*The request*: Search the data for the word "title" and copy every line that contains it.

*Available data*:
....

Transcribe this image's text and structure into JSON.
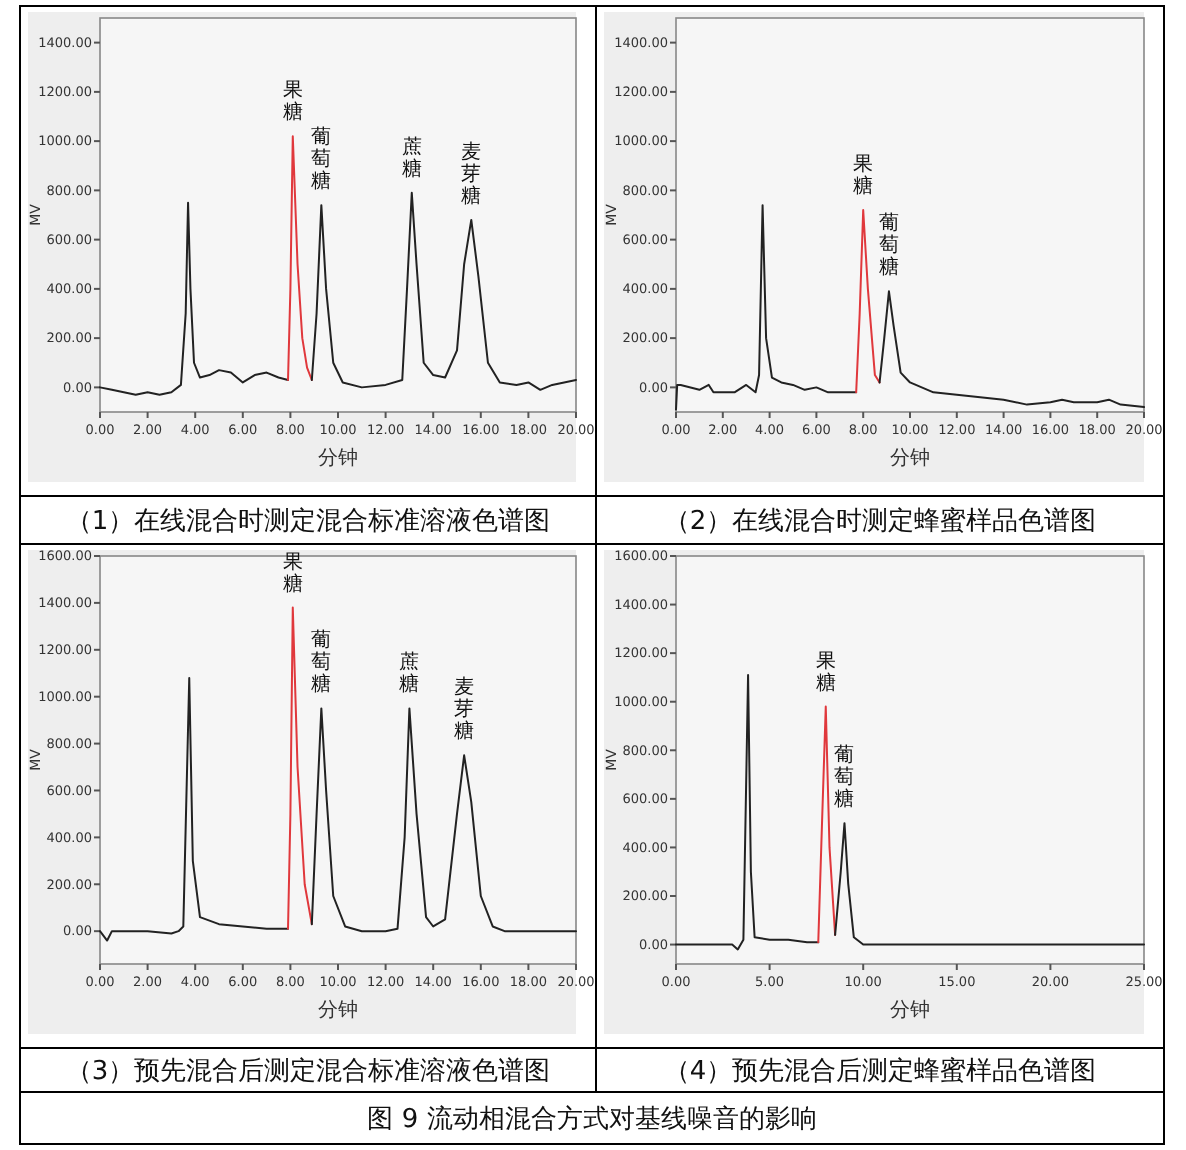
{
  "chart_data": [
    {
      "type": "line",
      "title": "（1）在线混合时测定混合标准溶液色谱图",
      "xlabel": "分钟",
      "ylabel": "MV",
      "xlim": [
        0,
        20
      ],
      "ylim": [
        -100,
        1500
      ],
      "xticks": [
        {
          "value": 0,
          "label": "0.00"
        },
        {
          "value": 2,
          "label": "2.00"
        },
        {
          "value": 4,
          "label": "4.00"
        },
        {
          "value": 6,
          "label": "6.00"
        },
        {
          "value": 8,
          "label": "8.00"
        },
        {
          "value": 10,
          "label": "10.00"
        },
        {
          "value": 12,
          "label": "12.00"
        },
        {
          "value": 14,
          "label": "14.00"
        },
        {
          "value": 16,
          "label": "16.00"
        },
        {
          "value": 18,
          "label": "18.00"
        },
        {
          "value": 20,
          "label": "20.00"
        }
      ],
      "yticks": [
        {
          "value": 0,
          "label": "0.00"
        },
        {
          "value": 200,
          "label": "200.00"
        },
        {
          "value": 400,
          "label": "400.00"
        },
        {
          "value": 600,
          "label": "600.00"
        },
        {
          "value": 800,
          "label": "800.00"
        },
        {
          "value": 1000,
          "label": "1000.00"
        },
        {
          "value": 1200,
          "label": "1200.00"
        },
        {
          "value": 1400,
          "label": "1400.00"
        }
      ],
      "grid": false,
      "series": [
        {
          "color": "#222222",
          "x": [
            0,
            0.5,
            1,
            1.5,
            2,
            2.5,
            3,
            3.4,
            3.6,
            3.7,
            3.8,
            3.95,
            4.2,
            4.6,
            5,
            5.5,
            6,
            6.5,
            7,
            7.5,
            7.9
          ],
          "values": [
            0,
            -10,
            -20,
            -30,
            -20,
            -30,
            -20,
            10,
            300,
            750,
            400,
            100,
            40,
            50,
            70,
            60,
            20,
            50,
            60,
            40,
            30
          ]
        },
        {
          "color": "#e0383c",
          "x": [
            7.9,
            8.0,
            8.1,
            8.3,
            8.5,
            8.7,
            8.9
          ],
          "values": [
            30,
            400,
            1020,
            500,
            200,
            80,
            30
          ]
        },
        {
          "color": "#222222",
          "x": [
            8.9,
            9.1,
            9.3,
            9.5,
            9.8,
            10.2,
            11,
            12,
            12.7,
            12.9,
            13.1,
            13.3,
            13.6,
            14,
            14.5,
            15,
            15.3,
            15.6,
            15.9,
            16.3,
            16.8,
            17.5,
            18,
            18.5,
            19,
            19.5,
            20
          ],
          "values": [
            30,
            300,
            740,
            400,
            100,
            20,
            0,
            10,
            30,
            400,
            790,
            500,
            100,
            50,
            40,
            150,
            500,
            680,
            450,
            100,
            20,
            10,
            20,
            -10,
            10,
            20,
            30
          ]
        }
      ],
      "annotations": [
        {
          "text": "果糖",
          "x": 8.1,
          "y": 1020
        },
        {
          "text": "葡萄糖",
          "x": 9.3,
          "y": 740
        },
        {
          "text": "蔗糖",
          "x": 13.1,
          "y": 790
        },
        {
          "text": "麦芽糖",
          "x": 15.6,
          "y": 680
        }
      ]
    },
    {
      "type": "line",
      "title": "（2）在线混合时测定蜂蜜样品色谱图",
      "xlabel": "分钟",
      "ylabel": "MV",
      "xlim": [
        0,
        20
      ],
      "ylim": [
        -100,
        1500
      ],
      "xticks": [
        {
          "value": 0,
          "label": "0.00"
        },
        {
          "value": 2,
          "label": "2.00"
        },
        {
          "value": 4,
          "label": "4.00"
        },
        {
          "value": 6,
          "label": "6.00"
        },
        {
          "value": 8,
          "label": "8.00"
        },
        {
          "value": 10,
          "label": "10.00"
        },
        {
          "value": 12,
          "label": "12.00"
        },
        {
          "value": 14,
          "label": "14.00"
        },
        {
          "value": 16,
          "label": "16.00"
        },
        {
          "value": 18,
          "label": "18.00"
        },
        {
          "value": 20,
          "label": "20.00"
        }
      ],
      "yticks": [
        {
          "value": 0,
          "label": "0.00"
        },
        {
          "value": 200,
          "label": "200.00"
        },
        {
          "value": 400,
          "label": "400.00"
        },
        {
          "value": 600,
          "label": "600.00"
        },
        {
          "value": 800,
          "label": "800.00"
        },
        {
          "value": 1000,
          "label": "1000.00"
        },
        {
          "value": 1200,
          "label": "1200.00"
        },
        {
          "value": 1400,
          "label": "1400.00"
        }
      ],
      "grid": false,
      "series": [
        {
          "color": "#222222",
          "x": [
            0,
            0.05,
            0.2,
            1,
            1.4,
            1.6,
            2.5,
            3,
            3.4,
            3.55,
            3.7,
            3.85,
            4.1,
            4.5,
            5,
            5.5,
            6,
            6.5,
            7,
            7.7
          ],
          "values": [
            -90,
            10,
            10,
            -10,
            10,
            -20,
            -20,
            10,
            -20,
            50,
            740,
            200,
            40,
            20,
            10,
            -10,
            0,
            -20,
            -20,
            -20
          ]
        },
        {
          "color": "#e0383c",
          "x": [
            7.7,
            7.85,
            8.0,
            8.2,
            8.5,
            8.7
          ],
          "values": [
            -20,
            300,
            720,
            400,
            50,
            20
          ]
        },
        {
          "color": "#222222",
          "x": [
            8.7,
            8.9,
            9.1,
            9.3,
            9.6,
            10,
            11,
            12,
            13,
            14,
            15,
            16,
            16.5,
            17,
            18,
            18.5,
            19,
            20
          ],
          "values": [
            20,
            200,
            390,
            250,
            60,
            20,
            -20,
            -30,
            -40,
            -50,
            -70,
            -60,
            -50,
            -60,
            -60,
            -50,
            -70,
            -80
          ]
        }
      ],
      "annotations": [
        {
          "text": "果糖",
          "x": 8.0,
          "y": 720
        },
        {
          "text": "葡萄糖",
          "x": 9.1,
          "y": 390
        }
      ]
    },
    {
      "type": "line",
      "title": "（3）预先混合后测定混合标准溶液色谱图",
      "xlabel": "分钟",
      "ylabel": "MV",
      "xlim": [
        0,
        20
      ],
      "ylim": [
        -140,
        1600
      ],
      "xticks": [
        {
          "value": 0,
          "label": "0.00"
        },
        {
          "value": 2,
          "label": "2.00"
        },
        {
          "value": 4,
          "label": "4.00"
        },
        {
          "value": 6,
          "label": "6.00"
        },
        {
          "value": 8,
          "label": "8.00"
        },
        {
          "value": 10,
          "label": "10.00"
        },
        {
          "value": 12,
          "label": "12.00"
        },
        {
          "value": 14,
          "label": "14.00"
        },
        {
          "value": 16,
          "label": "16.00"
        },
        {
          "value": 18,
          "label": "18.00"
        },
        {
          "value": 20,
          "label": "20.00"
        }
      ],
      "yticks": [
        {
          "value": 0,
          "label": "0.00"
        },
        {
          "value": 200,
          "label": "200.00"
        },
        {
          "value": 400,
          "label": "400.00"
        },
        {
          "value": 600,
          "label": "600.00"
        },
        {
          "value": 800,
          "label": "800.00"
        },
        {
          "value": 1000,
          "label": "1000.00"
        },
        {
          "value": 1200,
          "label": "1200.00"
        },
        {
          "value": 1400,
          "label": "1400.00"
        },
        {
          "value": 1600,
          "label": "1600.00"
        }
      ],
      "grid": false,
      "series": [
        {
          "color": "#222222",
          "x": [
            0,
            0.3,
            0.5,
            1,
            2,
            3,
            3.3,
            3.5,
            3.75,
            3.9,
            4.2,
            5,
            6,
            7,
            7.9
          ],
          "values": [
            0,
            -40,
            0,
            0,
            0,
            -10,
            0,
            20,
            1080,
            300,
            60,
            30,
            20,
            10,
            10
          ]
        },
        {
          "color": "#e0383c",
          "x": [
            7.9,
            8.0,
            8.1,
            8.3,
            8.6,
            8.9
          ],
          "values": [
            10,
            500,
            1380,
            700,
            200,
            30
          ]
        },
        {
          "color": "#222222",
          "x": [
            8.9,
            9.1,
            9.3,
            9.5,
            9.8,
            10.3,
            11,
            12,
            12.5,
            12.8,
            13.0,
            13.3,
            13.7,
            14,
            14.5,
            15,
            15.3,
            15.6,
            16,
            16.5,
            17,
            18,
            20
          ],
          "values": [
            30,
            500,
            950,
            600,
            150,
            20,
            0,
            0,
            10,
            400,
            950,
            500,
            60,
            20,
            50,
            500,
            750,
            550,
            150,
            20,
            0,
            0,
            0
          ]
        }
      ],
      "annotations": [
        {
          "text": "果糖",
          "x": 8.1,
          "y": 1380
        },
        {
          "text": "葡萄糖",
          "x": 9.3,
          "y": 950
        },
        {
          "text": "蔗糖",
          "x": 13.0,
          "y": 950
        },
        {
          "text": "麦芽糖",
          "x": 15.3,
          "y": 750
        }
      ]
    },
    {
      "type": "line",
      "title": "（4）预先混合后测定蜂蜜样品色谱图",
      "xlabel": "分钟",
      "ylabel": "MV",
      "xlim": [
        0,
        25
      ],
      "ylim": [
        -80,
        1600
      ],
      "xticks": [
        {
          "value": 0,
          "label": "0.00"
        },
        {
          "value": 5,
          "label": "5.00"
        },
        {
          "value": 10,
          "label": "10.00"
        },
        {
          "value": 15,
          "label": "15.00"
        },
        {
          "value": 20,
          "label": "20.00"
        },
        {
          "value": 25,
          "label": "25.00"
        }
      ],
      "yticks": [
        {
          "value": 0,
          "label": "0.00"
        },
        {
          "value": 200,
          "label": "200.00"
        },
        {
          "value": 400,
          "label": "400.00"
        },
        {
          "value": 600,
          "label": "600.00"
        },
        {
          "value": 800,
          "label": "800.00"
        },
        {
          "value": 1000,
          "label": "1000.00"
        },
        {
          "value": 1200,
          "label": "1200.00"
        },
        {
          "value": 1400,
          "label": "1400.00"
        },
        {
          "value": 1600,
          "label": "1600.00"
        }
      ],
      "grid": false,
      "series": [
        {
          "color": "#222222",
          "x": [
            0,
            2,
            3,
            3.3,
            3.6,
            3.85,
            4.0,
            4.2,
            5,
            6,
            7,
            7.6
          ],
          "values": [
            0,
            0,
            0,
            -20,
            20,
            1110,
            300,
            30,
            20,
            20,
            10,
            10
          ]
        },
        {
          "color": "#e0383c",
          "x": [
            7.6,
            7.8,
            8.0,
            8.2,
            8.5
          ],
          "values": [
            10,
            500,
            980,
            400,
            40
          ]
        },
        {
          "color": "#222222",
          "x": [
            8.5,
            8.8,
            9.0,
            9.2,
            9.5,
            10,
            12,
            25
          ],
          "values": [
            40,
            300,
            500,
            250,
            30,
            0,
            0,
            0
          ]
        }
      ],
      "annotations": [
        {
          "text": "果糖",
          "x": 8.0,
          "y": 980
        },
        {
          "text": "葡萄糖",
          "x": 9.0,
          "y": 500
        }
      ]
    },
    {
      "type": "other",
      "title": "图 9 流动相混合方式对基线噪音的影响"
    }
  ]
}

....

*Full response*:
      "title": "（1）在线混合时测定混合标准溶液色谱图",
      "title": "（2）在线混合时测定蜂蜜样品色谱图",
      "title": "（3）预先混合后测定混合标准溶液色谱图",
      "title": "（4）预先混合后测定蜂蜜样品色谱图",
      "title": "图 9 流动相混合方式对基线噪音的影响"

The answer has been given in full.